━━ Texte fourni ━━
3.4L’auteur affirme en outre que les droits qu’il tire de l’article 9 du Pacte ont été violés, avançant que même si les deux États ont ratifié la Convention de 1989 relative aux peuples indigènes et tribaux (no 169) de l’Organisation internationale du Travail, dont l’article 10 encourage la préférence pour des peines autres que l’emprisonnement pour les membres de ces peuples, cette spécificité n’est pas prise en compte par les autorités judiciaires, qu’elles soient chiliennes ou argentines, et qu’en conséquence, il subit un déracinement familial, communautaire et culturel. Selon l’auteur, les attaques de panique ainsi que les ulcères chroniques, les vomissements de sang et les douleurs dans différentes parties du corps dont il souffre en détention résultent du fait que son esprit « n’est pas dans la demeure qui est la sienne et étouffe à être enfermé ».

3.5L’auteur affirme également qu’il y a violation de l’article 14 du Pacte, indiquant que la décision d’extradition n’est pas conforme au droit étant donné qu’elle se fonde sur un rapport de police faisant état d’informations obtenues par la torture, que la deuxième procédure d’extradition a été engagée alors que la première était encore en cours et que le juge de Bariloche n’était pas le juge naturel.

3.6Enfin, l’auteur estime que son absence déséquilibre et prive de protection la communauté tout entière, du fait du lien intrinsèque qui s’établit entre le lon c o, sa communauté et son territoire, et qu’il résulte de cette situation une violation de l’article 27 du Pacte. Il souligne que les lon c os sont considérés comme les dépositaires de la sagesse ancestrale, qu’ils dirigent le processus de décision et président à d’importantes cérémonies religieuses.
━━━
━━ Liste présentée ━━
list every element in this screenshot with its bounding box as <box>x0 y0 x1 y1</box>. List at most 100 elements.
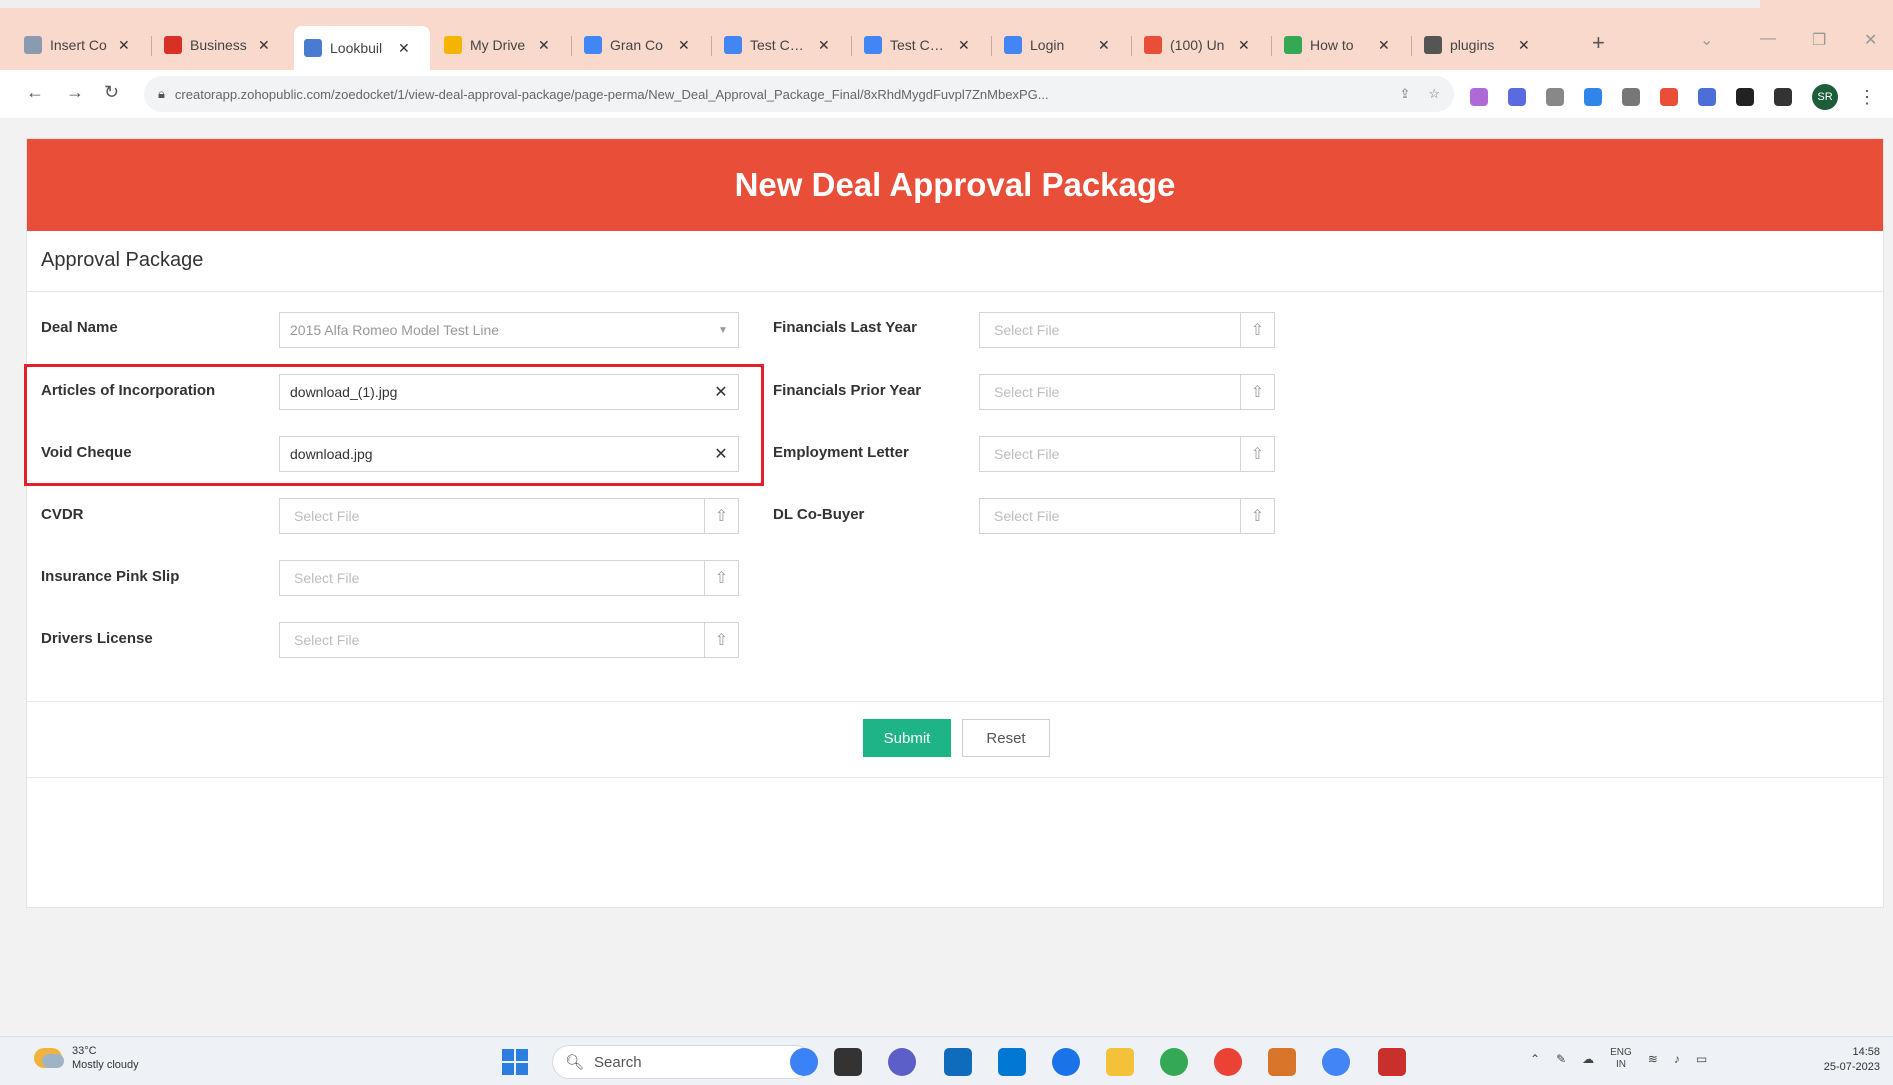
drivers-license-file[interactable]: Select File ⇧ <box>279 622 739 658</box>
chevron-up-icon[interactable]: ⌃ <box>1530 1052 1540 1066</box>
side-panel-icon[interactable] <box>1774 88 1792 106</box>
close-tab-icon[interactable]: ✕ <box>118 37 130 54</box>
profile-avatar[interactable]: SR <box>1812 84 1838 110</box>
reload-icon[interactable]: ↻ <box>104 82 119 103</box>
upload-icon[interactable]: ⇧ <box>1240 437 1274 471</box>
tab-search-icon[interactable]: ⌄ <box>1700 30 1713 50</box>
deal-name-label: Deal Name <box>41 319 118 336</box>
vscode-icon[interactable] <box>998 1048 1026 1076</box>
task-view-icon[interactable] <box>834 1048 862 1076</box>
forward-icon[interactable]: → <box>66 82 84 103</box>
clear-file-icon[interactable]: ✕ <box>704 437 738 471</box>
upload-icon[interactable]: ⇧ <box>704 561 738 595</box>
dl-co-buyer-file[interactable]: Select File ⇧ <box>979 498 1275 534</box>
browser-tab[interactable]: My Drive ✕ <box>434 26 570 64</box>
browser-tab[interactable]: (100) Un ✕ <box>1134 26 1270 64</box>
employment-letter-file[interactable]: Select File ⇧ <box>979 436 1275 472</box>
maximize-icon[interactable]: ❐ <box>1812 30 1826 50</box>
new-tab-button[interactable]: + <box>1592 30 1605 56</box>
drivers-license-placeholder: Select File <box>294 632 360 648</box>
volume-icon[interactable]: ♪ <box>1674 1052 1680 1066</box>
start-button[interactable] <box>502 1049 528 1075</box>
browser-tab[interactable]: Test Case ✕ <box>854 26 990 64</box>
upload-icon[interactable]: ⇧ <box>704 623 738 657</box>
language-indicator[interactable]: ENG IN <box>1610 1047 1632 1071</box>
minimize-icon[interactable]: — <box>1760 30 1776 48</box>
back-icon[interactable]: ← <box>26 82 44 103</box>
bing-icon[interactable] <box>790 1048 818 1076</box>
pen-icon[interactable]: ✎ <box>1556 1052 1566 1066</box>
browser-tab[interactable]: How to ✕ <box>1274 26 1410 64</box>
gmail-icon <box>164 36 182 54</box>
chat-icon[interactable] <box>888 1048 916 1076</box>
browser-tab[interactable]: Test Case ✕ <box>714 26 850 64</box>
financials-prior-year-placeholder: Select File <box>994 384 1060 400</box>
close-tab-icon[interactable]: ✕ <box>1238 37 1250 54</box>
extension-doc-icon[interactable] <box>1584 88 1602 106</box>
wifi-icon[interactable]: ≋ <box>1648 1052 1658 1066</box>
close-tab-icon[interactable]: ✕ <box>1518 37 1530 54</box>
reset-button[interactable]: Reset <box>962 719 1050 757</box>
financials-prior-year-file[interactable]: Select File ⇧ <box>979 374 1275 410</box>
close-tab-icon[interactable]: ✕ <box>258 37 270 54</box>
close-tab-icon[interactable]: ✕ <box>398 40 410 57</box>
upload-icon[interactable]: ⇧ <box>1240 313 1274 347</box>
chrome-dev-icon[interactable] <box>1322 1048 1350 1076</box>
lock-icon: 🔒︎ <box>158 86 165 101</box>
browser-tab[interactable]: Lookbuil ✕ <box>294 26 430 70</box>
close-tab-icon[interactable]: ✕ <box>958 37 970 54</box>
system-tray: ⌃ ✎ ☁ ENG IN ≋ ♪ ▭ <box>1530 1047 1707 1071</box>
browser-tab[interactable]: Gran Co ✕ <box>574 26 710 64</box>
chrome-profile-icon[interactable] <box>1214 1048 1242 1076</box>
articles-of-incorporation-file[interactable]: download_(1).jpg ✕ <box>279 374 739 410</box>
upload-icon[interactable]: ⇧ <box>1240 375 1274 409</box>
browser-tab[interactable]: Business ✕ <box>154 26 290 64</box>
cvdr-label: CVDR <box>41 506 84 523</box>
address-bar[interactable]: 🔒︎ creatorapp.zohopublic.com/zoedocket/1… <box>144 76 1454 112</box>
close-tab-icon[interactable]: ✕ <box>678 37 690 54</box>
weather-cloud-icon <box>34 1048 64 1068</box>
google-icon <box>1284 36 1302 54</box>
clock[interactable]: 14:58 25-07-2023 <box>1800 1045 1880 1075</box>
taskbar-search[interactable]: 🔍︎ Search <box>552 1045 812 1079</box>
upload-icon[interactable]: ⇧ <box>1240 499 1274 533</box>
extension-diamond-icon[interactable] <box>1660 88 1678 106</box>
deal-name-select[interactable]: 2015 Alfa Romeo Model Test Line ▼ <box>279 312 739 348</box>
clear-file-icon[interactable]: ✕ <box>704 375 738 409</box>
browser-tab[interactable]: plugins ✕ <box>1414 26 1550 64</box>
extension-pen-icon[interactable] <box>1470 88 1488 106</box>
extension-shield-icon[interactable] <box>1508 88 1526 106</box>
close-tab-icon[interactable]: ✕ <box>818 37 830 54</box>
section-divider <box>27 291 1883 292</box>
financials-last-year-file[interactable]: Select File ⇧ <box>979 312 1275 348</box>
kebab-menu-icon[interactable]: ⋮ <box>1858 87 1876 108</box>
upload-icon[interactable]: ⇧ <box>704 499 738 533</box>
extensions-puzzle-icon[interactable] <box>1736 88 1754 106</box>
close-tab-icon[interactable]: ✕ <box>538 37 550 54</box>
bookmark-star-icon[interactable]: ☆ <box>1428 86 1440 102</box>
weather-widget[interactable]: 33°C Mostly cloudy <box>34 1044 139 1072</box>
file-explorer-icon[interactable] <box>1106 1048 1134 1076</box>
close-tab-icon[interactable]: ✕ <box>1378 37 1390 54</box>
extension-print-icon[interactable] <box>1546 88 1564 106</box>
share-icon[interactable]: ⇪ <box>1399 86 1410 102</box>
extension-key-icon[interactable] <box>1622 88 1640 106</box>
submit-button[interactable]: Submit <box>863 719 951 757</box>
tab-separator <box>1131 36 1132 56</box>
void-cheque-file[interactable]: download.jpg ✕ <box>279 436 739 472</box>
insurance-pink-slip-file[interactable]: Select File ⇧ <box>279 560 739 596</box>
battery-icon[interactable]: ▭ <box>1696 1052 1707 1066</box>
filezilla-icon[interactable] <box>1378 1048 1406 1076</box>
close-tab-icon[interactable]: ✕ <box>1098 37 1110 54</box>
skype-icon[interactable] <box>1052 1048 1080 1076</box>
tab-title: Lookbuil <box>330 40 383 56</box>
extension-box-icon[interactable] <box>1698 88 1716 106</box>
cvdr-file[interactable]: Select File ⇧ <box>279 498 739 534</box>
chrome-icon[interactable] <box>1160 1048 1188 1076</box>
close-window-icon[interactable]: ✕ <box>1864 30 1877 50</box>
sublime-icon[interactable] <box>1268 1048 1296 1076</box>
browser-tab[interactable]: Insert Co ✕ <box>14 26 150 64</box>
store-icon[interactable] <box>944 1048 972 1076</box>
cloud-icon[interactable]: ☁ <box>1582 1052 1594 1066</box>
browser-tab[interactable]: Login ✕ <box>994 26 1130 64</box>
━━━
Consigne A — Recopiez les lignes de la liste, en commençant à celle qui contient « drivers-license-file[interactable]: Select File » et en vous arrêtant après celle qui contient « task-view-icon[interactable] <box>834 1048 ».
Consigne B — Reprenez le passage sur les griefs de l'auteur au titre du Pacte et poursuivez-le à partir de l'endroit où il s'arrête.
Le texte et la liste proviennent de sources distinctes.

Résultat attendu A —
drivers-license-file[interactable]: Select File ⇧ <box>279 622 739 658</box>
chevron-up-icon[interactable]: ⌃ <box>1530 1052 1540 1066</box>
side-panel-icon[interactable] <box>1774 88 1792 106</box>
close-tab-icon[interactable]: ✕ <box>118 37 130 54</box>
profile-avatar[interactable]: SR <box>1812 84 1838 110</box>
reload-icon[interactable]: ↻ <box>104 82 119 103</box>
upload-icon[interactable]: ⇧ <box>1240 437 1274 471</box>
tab-search-icon[interactable]: ⌄ <box>1700 30 1713 50</box>
deal-name-label: Deal Name <box>41 319 118 336</box>
vscode-icon[interactable] <box>998 1048 1026 1076</box>
task-view-icon[interactable] <box>834 1048 862 1076</box>

Résultat attendu B —
3.7L’auteur demande, à titre de réparation, que l’État partie mette fin aux poursuites à l’encontre des membres du peuple mapuche, cesse de les déposséder de leurs terres ancestrales au profit de sociétés transnationales, qu’il leur garantisse l’égalité de traitement devant les tribunaux et les instances judiciaires et qu’il prenne des sanctions contre les agents de l’État qui se rendent coupables de violences à l’encontre des personnes appartenant au peuple mapuche.

Informations complémentaires communiquées par les parties après l’enregistrement et l’octroi de mesures provisoires

4.1Dans des lettres datées des 10 et 23 septembre et du 7 octobre 2018, l’auteur fait savoir que sa demande de libération avait été rejetée par le tribunal fédéral de San Carlos de Bariloche au motif qu’il pourrait tenter d’échapper à la justice. Il a indiqué également avoir été extradé le 11 septembre 2018, sans carte d’identité nationale ni passeport, sans vêtements de rechange et alors que ceux qu’il portait n’étaient pas suffisamment chauds pour faire face à un climat rigoureux, et sans ses produits de médecine traditionnelle (lawen) ni articles d’hygiène personnelle. L’auteur a précisé que la prison de Valdivia (Chili) dans laquelle il est détenu, est souvent inondée, qu’il n’y a pas de vitres aux fenêtres et qu’elle n’est pas chauffée.

4.2L’auteur a également indiqué que son extradition avait été prononcée lors d’un procès qui s’était déroulé le 4 décembre 2018 et a rappelé que le Comité contre la torture s’était inquiété du caractère large et vague de la définition des infractions terroristes au Chili et de leur application abusive pour poursuivre des militants mapuches accusés d’avoir commis des actes violents ayant entraîné des dommages à la propriété privée, ainsi que du nombre de décès en détention, qui avait atteint 1 262 entre 2010 et juin 2018.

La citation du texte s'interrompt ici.